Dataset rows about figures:
================================

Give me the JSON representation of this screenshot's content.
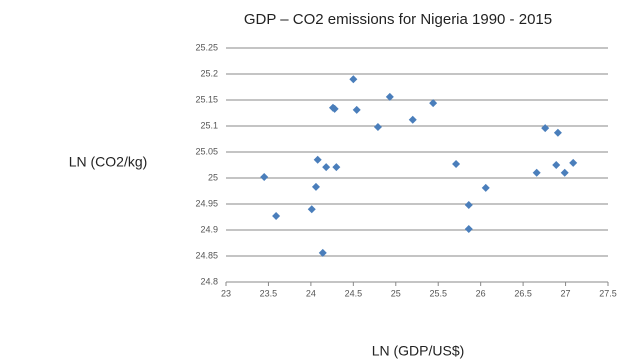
{
  "chart_data": {
    "type": "scatter",
    "title": "GDP – CO2 emissions for Nigeria 1990 - 2015",
    "x_label": "LN (GDP/US$)",
    "y_label": "LN (CO2/kg)",
    "color": "#4a7ebb",
    "grid": true,
    "xlim": [
      23,
      27.5
    ],
    "xticks": [
      23,
      23.5,
      24,
      24.5,
      25,
      25.5,
      26,
      26.5,
      27,
      27.5
    ],
    "ylim": [
      24.8,
      25.25
    ],
    "yticks": [
      24.8,
      24.85,
      24.9,
      24.95,
      25,
      25.05,
      25.1,
      25.15,
      25.2,
      25.25
    ],
    "x": [
      23.45,
      23.59,
      24.01,
      24.06,
      24.08,
      24.14,
      24.18,
      24.26,
      24.28,
      24.3,
      24.5,
      24.54,
      24.79,
      24.93,
      25.2,
      25.44,
      25.71,
      25.86,
      25.86,
      26.06,
      26.66,
      26.76,
      26.91,
      26.89,
      26.99,
      27.09
    ],
    "y": [
      25.002,
      24.927,
      24.94,
      24.983,
      25.035,
      24.856,
      25.021,
      25.135,
      25.133,
      25.021,
      25.19,
      25.131,
      25.098,
      25.156,
      25.112,
      25.144,
      25.027,
      24.948,
      24.902,
      24.981,
      25.01,
      25.096,
      25.087,
      25.025,
      25.01,
      25.029
    ]
  }
}
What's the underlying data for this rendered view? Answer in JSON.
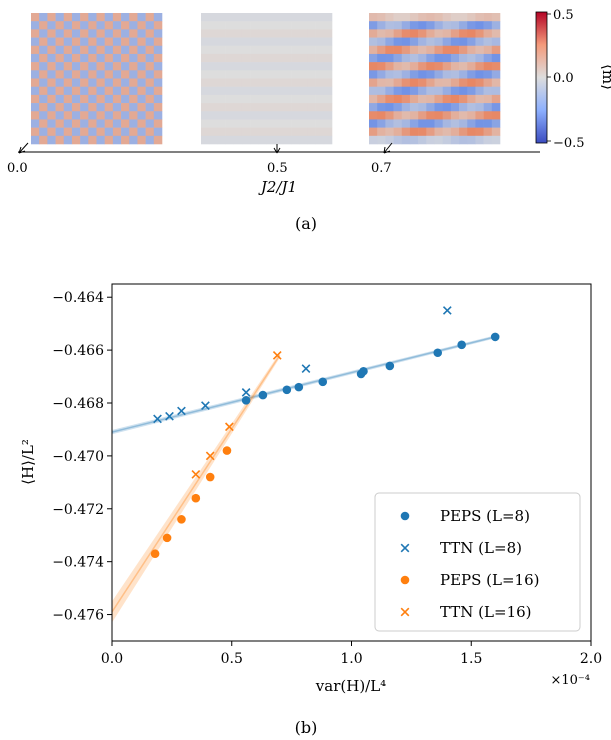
{
  "panel_a": {
    "caption": "(a)",
    "axis_label": "J2/J1",
    "ticks": [
      "0.0",
      "0.5",
      "0.7"
    ],
    "tick_values": [
      0.0,
      0.5,
      0.7
    ],
    "colorbar": {
      "label": "⟨m⟩",
      "ticks": [
        "0.5",
        "0.0",
        "−0.5"
      ],
      "range": [
        -0.5,
        0.5
      ],
      "colormap": "coolwarm"
    },
    "heatmaps": [
      {
        "name": "checkerboard",
        "pattern": "neel",
        "grid": 16,
        "amplitude": 0.18
      },
      {
        "name": "disordered",
        "pattern": "uniform",
        "grid": 16,
        "amplitude": 0.0
      },
      {
        "name": "stripes",
        "pattern": "stripe",
        "grid": 16,
        "amplitude": 0.3
      }
    ],
    "colors": {
      "pos": "#e8835f",
      "neg": "#6c8fe6",
      "mid": "#dddddd"
    }
  },
  "panel_b": {
    "caption": "(b)",
    "xlabel": "var(H)/L⁴",
    "ylabel": "⟨H⟩/L²",
    "x_multiplier": "×10⁻⁴",
    "xticks": [
      "0.0",
      "0.5",
      "1.0",
      "1.5",
      "2.0"
    ],
    "yticks": [
      "−0.464",
      "−0.466",
      "−0.468",
      "−0.470",
      "−0.472",
      "−0.474",
      "−0.476"
    ]
  },
  "chart_data": {
    "type": "scatter",
    "xlim": [
      0.0,
      2.0
    ],
    "ylim": [
      -0.477,
      -0.4635
    ],
    "x_scale_note": "×10⁻⁴",
    "grid": false,
    "legend_position": "lower-right",
    "series": [
      {
        "name": "PEPS (L=8)",
        "marker": "circle",
        "color": "#1f77b4",
        "x": [
          0.56,
          0.63,
          0.73,
          0.78,
          0.88,
          1.04,
          1.05,
          1.16,
          1.36,
          1.46,
          1.6
        ],
        "y": [
          -0.4679,
          -0.4677,
          -0.4675,
          -0.4674,
          -0.4672,
          -0.4669,
          -0.4668,
          -0.4666,
          -0.4661,
          -0.4658,
          -0.4655
        ]
      },
      {
        "name": "TTN (L=8)",
        "marker": "x",
        "color": "#1f77b4",
        "x": [
          0.19,
          0.24,
          0.29,
          0.39,
          0.56,
          0.81,
          1.4
        ],
        "y": [
          -0.4686,
          -0.4685,
          -0.4683,
          -0.4681,
          -0.4676,
          -0.4667,
          -0.4645
        ]
      },
      {
        "name": "PEPS (L=16)",
        "marker": "circle",
        "color": "#ff7f0e",
        "x": [
          0.18,
          0.23,
          0.29,
          0.35,
          0.41,
          0.48
        ],
        "y": [
          -0.4737,
          -0.4731,
          -0.4724,
          -0.4716,
          -0.4708,
          -0.4698
        ]
      },
      {
        "name": "TTN (L=16)",
        "marker": "x",
        "color": "#ff7f0e",
        "x": [
          0.35,
          0.41,
          0.49,
          0.69
        ],
        "y": [
          -0.4707,
          -0.47,
          -0.4689,
          -0.4662
        ]
      }
    ],
    "fits": [
      {
        "color": "#1f77b4",
        "x": [
          0.0,
          1.6
        ],
        "y": [
          -0.4691,
          -0.4655
        ],
        "band": 8e-05
      },
      {
        "color": "#ff7f0e",
        "x": [
          0.0,
          0.7
        ],
        "y": [
          -0.4759,
          -0.4662
        ],
        "band": 0.0004
      }
    ]
  }
}
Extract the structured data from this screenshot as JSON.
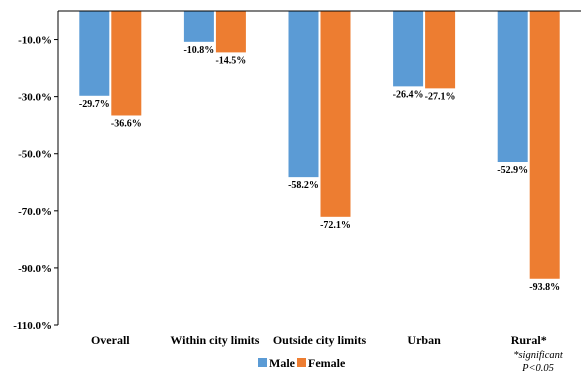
{
  "chart_data": {
    "type": "bar",
    "title": "",
    "xlabel": "",
    "ylabel": "",
    "categories": [
      "Overall",
      "Within city limits",
      "Outside city limits",
      "Urban",
      "Rural*"
    ],
    "series": [
      {
        "name": "Male",
        "values": [
          -29.7,
          -10.8,
          -58.2,
          -26.4,
          -52.9
        ],
        "labels": [
          "-29.7%",
          "-10.8%",
          "-58.2%",
          "-26.4%",
          "-52.9%"
        ],
        "color": "#5b9bd5"
      },
      {
        "name": "Female",
        "values": [
          -36.6,
          -14.5,
          -72.1,
          -27.1,
          -93.8
        ],
        "labels": [
          "-36.6%",
          "-14.5%",
          "-72.1%",
          "-27.1%",
          "-93.8%"
        ],
        "color": "#ed7d31"
      }
    ],
    "ylim": [
      -110,
      0
    ],
    "yticks": [
      -10,
      -30,
      -50,
      -70,
      -90,
      -110
    ],
    "ytick_labels": [
      "-10.0%",
      "-30.0%",
      "-50.0%",
      "-70.0%",
      "-90.0%",
      "-110.0%"
    ],
    "grid": false,
    "legend_position": "bottom",
    "annotation": [
      "*significant",
      "P<0.05"
    ]
  }
}
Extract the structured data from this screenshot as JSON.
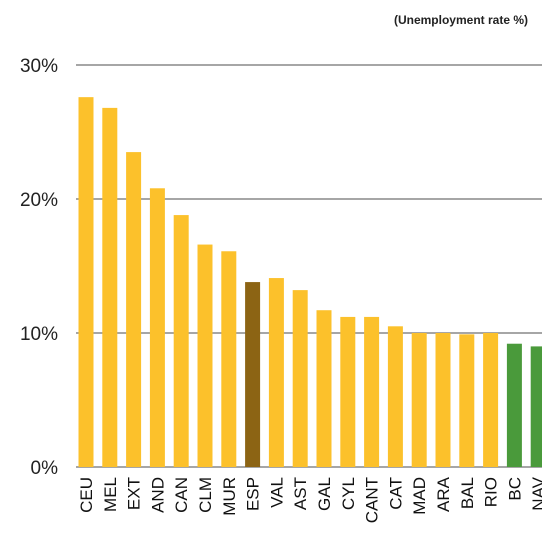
{
  "chart_data": {
    "type": "bar",
    "title": "",
    "xlabel": "",
    "ylabel": "(Unemployment rate %)",
    "ylim": [
      0,
      30
    ],
    "yticks": [
      0,
      10,
      20,
      30
    ],
    "ytick_labels": [
      "0%",
      "10%",
      "20%",
      "30%"
    ],
    "grid": true,
    "categories": [
      "CEU",
      "MEL",
      "EXT",
      "AND",
      "CAN",
      "CLM",
      "MUR",
      "ESP",
      "VAL",
      "AST",
      "GAL",
      "CYL",
      "CANT",
      "CAT",
      "MAD",
      "ARA",
      "BAL",
      "RIO",
      "BC",
      "NAV"
    ],
    "values": [
      27.6,
      26.8,
      23.5,
      20.8,
      18.8,
      16.6,
      16.1,
      13.8,
      14.1,
      13.2,
      11.7,
      11.2,
      11.2,
      10.5,
      10.0,
      10.0,
      9.9,
      10.0,
      9.2,
      9.0
    ],
    "colors": [
      "#fcc12b",
      "#fcc12b",
      "#fcc12b",
      "#fcc12b",
      "#fcc12b",
      "#fcc12b",
      "#fcc12b",
      "#8c6414",
      "#fcc12b",
      "#fcc12b",
      "#fcc12b",
      "#fcc12b",
      "#fcc12b",
      "#fcc12b",
      "#fcc12b",
      "#fcc12b",
      "#fcc12b",
      "#fcc12b",
      "#4a9a3b",
      "#4a9a3b"
    ],
    "grid_color": "#a6a6a6"
  }
}
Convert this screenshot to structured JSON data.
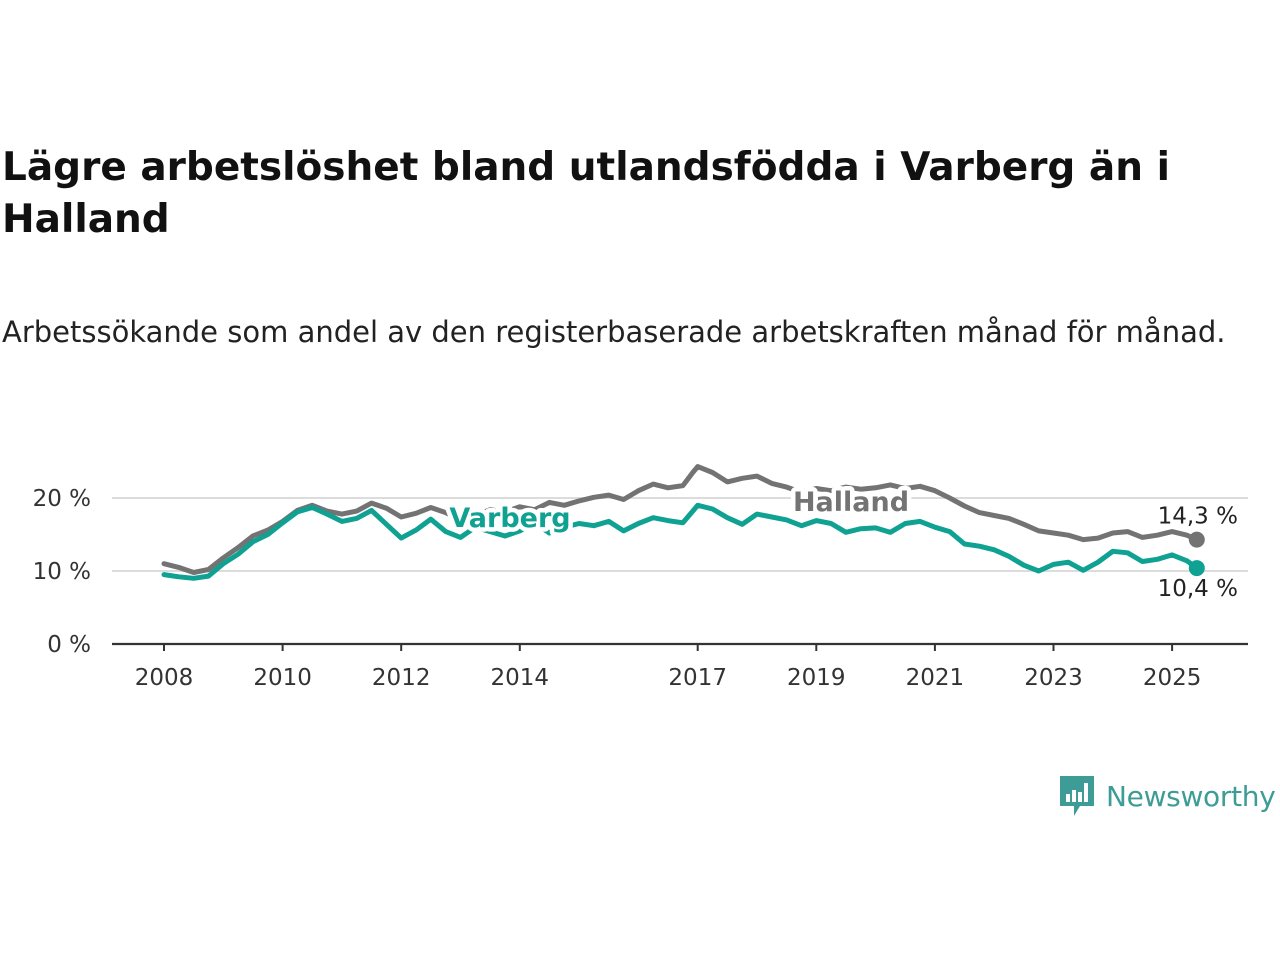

================================

**TASK STATEMENT:** Retype every record above exactly as written, but leave out the pictures.

**RESULT BELOW:**
Give me the JSON representation of this screenshot's content.
{
  "chart_data": {
    "type": "scatter",
    "title": "GDP – CO2 emissions for Nigeria 1990 - 2015",
    "x_label": "LN (GDP/US$)",
    "y_label": "LN (CO2/kg)",
    "color": "#4a7ebb",
    "grid": true,
    "xlim": [
      23,
      27.5
    ],
    "xticks": [
      23,
      23.5,
      24,
      24.5,
      25,
      25.5,
      26,
      26.5,
      27,
      27.5
    ],
    "ylim": [
      24.8,
      25.25
    ],
    "yticks": [
      24.8,
      24.85,
      24.9,
      24.95,
      25,
      25.05,
      25.1,
      25.15,
      25.2,
      25.25
    ],
    "x": [
      23.45,
      23.59,
      24.01,
      24.06,
      24.08,
      24.14,
      24.18,
      24.26,
      24.28,
      24.3,
      24.5,
      24.54,
      24.79,
      24.93,
      25.2,
      25.44,
      25.71,
      25.86,
      25.86,
      26.06,
      26.66,
      26.76,
      26.91,
      26.89,
      26.99,
      27.09
    ],
    "y": [
      25.002,
      24.927,
      24.94,
      24.983,
      25.035,
      24.856,
      25.021,
      25.135,
      25.133,
      25.021,
      25.19,
      25.131,
      25.098,
      25.156,
      25.112,
      25.144,
      25.027,
      24.948,
      24.902,
      24.981,
      25.01,
      25.096,
      25.087,
      25.025,
      25.01,
      25.029
    ]
  }
}
What's the underlying data for this rendered view? Answer in JSON.
{
  "panel_a": {
    "caption": "(a)",
    "axis_label": "J2/J1",
    "ticks": [
      "0.0",
      "0.5",
      "0.7"
    ],
    "tick_values": [
      0.0,
      0.5,
      0.7
    ],
    "colorbar": {
      "label": "⟨m⟩",
      "ticks": [
        "0.5",
        "0.0",
        "−0.5"
      ],
      "range": [
        -0.5,
        0.5
      ],
      "colormap": "coolwarm"
    },
    "heatmaps": [
      {
        "name": "checkerboard",
        "pattern": "neel",
        "grid": 16,
        "amplitude": 0.18
      },
      {
        "name": "disordered",
        "pattern": "uniform",
        "grid": 16,
        "amplitude": 0.0
      },
      {
        "name": "stripes",
        "pattern": "stripe",
        "grid": 16,
        "amplitude": 0.3
      }
    ],
    "colors": {
      "pos": "#e8835f",
      "neg": "#6c8fe6",
      "mid": "#dddddd"
    }
  },
  "panel_b": {
    "caption": "(b)",
    "xlabel": "var(H)/L⁴",
    "ylabel": "⟨H⟩/L²",
    "x_multiplier": "×10⁻⁴",
    "xticks": [
      "0.0",
      "0.5",
      "1.0",
      "1.5",
      "2.0"
    ],
    "yticks": [
      "−0.464",
      "−0.466",
      "−0.468",
      "−0.470",
      "−0.472",
      "−0.474",
      "−0.476"
    ]
  },
  "chart_data": {
    "type": "scatter",
    "xlim": [
      0.0,
      2.0
    ],
    "ylim": [
      -0.477,
      -0.4635
    ],
    "x_scale_note": "×10⁻⁴",
    "grid": false,
    "legend_position": "lower-right",
    "series": [
      {
        "name": "PEPS (L=8)",
        "marker": "circle",
        "color": "#1f77b4",
        "x": [
          0.56,
          0.63,
          0.73,
          0.78,
          0.88,
          1.04,
          1.05,
          1.16,
          1.36,
          1.46,
          1.6
        ],
        "y": [
          -0.4679,
          -0.4677,
          -0.4675,
          -0.4674,
          -0.4672,
          -0.4669,
          -0.4668,
          -0.4666,
          -0.4661,
          -0.4658,
          -0.4655
        ]
      },
      {
        "name": "TTN (L=8)",
        "marker": "x",
        "color": "#1f77b4",
        "x": [
          0.19,
          0.24,
          0.29,
          0.39,
          0.56,
          0.81,
          1.4
        ],
        "y": [
          -0.4686,
          -0.4685,
          -0.4683,
          -0.4681,
          -0.4676,
          -0.4667,
          -0.4645
        ]
      },
      {
        "name": "PEPS (L=16)",
        "marker": "circle",
        "color": "#ff7f0e",
        "x": [
          0.18,
          0.23,
          0.29,
          0.35,
          0.41,
          0.48
        ],
        "y": [
          -0.4737,
          -0.4731,
          -0.4724,
          -0.4716,
          -0.4708,
          -0.4698
        ]
      },
      {
        "name": "TTN (L=16)",
        "marker": "x",
        "color": "#ff7f0e",
        "x": [
          0.35,
          0.41,
          0.49,
          0.69
        ],
        "y": [
          -0.4707,
          -0.47,
          -0.4689,
          -0.4662
        ]
      }
    ],
    "fits": [
      {
        "color": "#1f77b4",
        "x": [
          0.0,
          1.6
        ],
        "y": [
          -0.4691,
          -0.4655
        ],
        "band": 8e-05
      },
      {
        "color": "#ff7f0e",
        "x": [
          0.0,
          0.7
        ],
        "y": [
          -0.4759,
          -0.4662
        ],
        "band": 0.0004
      }
    ]
  }
}
Extract the structured data from this screenshot as JSON.
{
  "chart_data": {
    "type": "bar",
    "title": "",
    "xlabel": "",
    "ylabel": "",
    "categories": [
      "Overall",
      "Within city limits",
      "Outside city limits",
      "Urban",
      "Rural*"
    ],
    "series": [
      {
        "name": "Male",
        "values": [
          -29.7,
          -10.8,
          -58.2,
          -26.4,
          -52.9
        ],
        "labels": [
          "-29.7%",
          "-10.8%",
          "-58.2%",
          "-26.4%",
          "-52.9%"
        ],
        "color": "#5b9bd5"
      },
      {
        "name": "Female",
        "values": [
          -36.6,
          -14.5,
          -72.1,
          -27.1,
          -93.8
        ],
        "labels": [
          "-36.6%",
          "-14.5%",
          "-72.1%",
          "-27.1%",
          "-93.8%"
        ],
        "color": "#ed7d31"
      }
    ],
    "ylim": [
      -110,
      0
    ],
    "yticks": [
      -10,
      -30,
      -50,
      -70,
      -90,
      -110
    ],
    "ytick_labels": [
      "-10.0%",
      "-30.0%",
      "-50.0%",
      "-70.0%",
      "-90.0%",
      "-110.0%"
    ],
    "grid": false,
    "legend_position": "bottom",
    "annotation": [
      "*significant",
      "P<0.05"
    ]
  }
}
Extract the structured data from this screenshot as JSON.
{
  "chart_data": {
    "type": "bar",
    "title": "",
    "xlabel": "",
    "ylabel": "(Unemployment rate %)",
    "ylim": [
      0,
      30
    ],
    "yticks": [
      0,
      10,
      20,
      30
    ],
    "ytick_labels": [
      "0%",
      "10%",
      "20%",
      "30%"
    ],
    "grid": true,
    "categories": [
      "CEU",
      "MEL",
      "EXT",
      "AND",
      "CAN",
      "CLM",
      "MUR",
      "ESP",
      "VAL",
      "AST",
      "GAL",
      "CYL",
      "CANT",
      "CAT",
      "MAD",
      "ARA",
      "BAL",
      "RIO",
      "BC",
      "NAV"
    ],
    "values": [
      27.6,
      26.8,
      23.5,
      20.8,
      18.8,
      16.6,
      16.1,
      13.8,
      14.1,
      13.2,
      11.7,
      11.2,
      11.2,
      10.5,
      10.0,
      10.0,
      9.9,
      10.0,
      9.2,
      9.0
    ],
    "colors": [
      "#fcc12b",
      "#fcc12b",
      "#fcc12b",
      "#fcc12b",
      "#fcc12b",
      "#fcc12b",
      "#fcc12b",
      "#8c6414",
      "#fcc12b",
      "#fcc12b",
      "#fcc12b",
      "#fcc12b",
      "#fcc12b",
      "#fcc12b",
      "#fcc12b",
      "#fcc12b",
      "#fcc12b",
      "#fcc12b",
      "#4a9a3b",
      "#4a9a3b"
    ],
    "grid_color": "#a6a6a6"
  }
}
Convert this screenshot to structured JSON data.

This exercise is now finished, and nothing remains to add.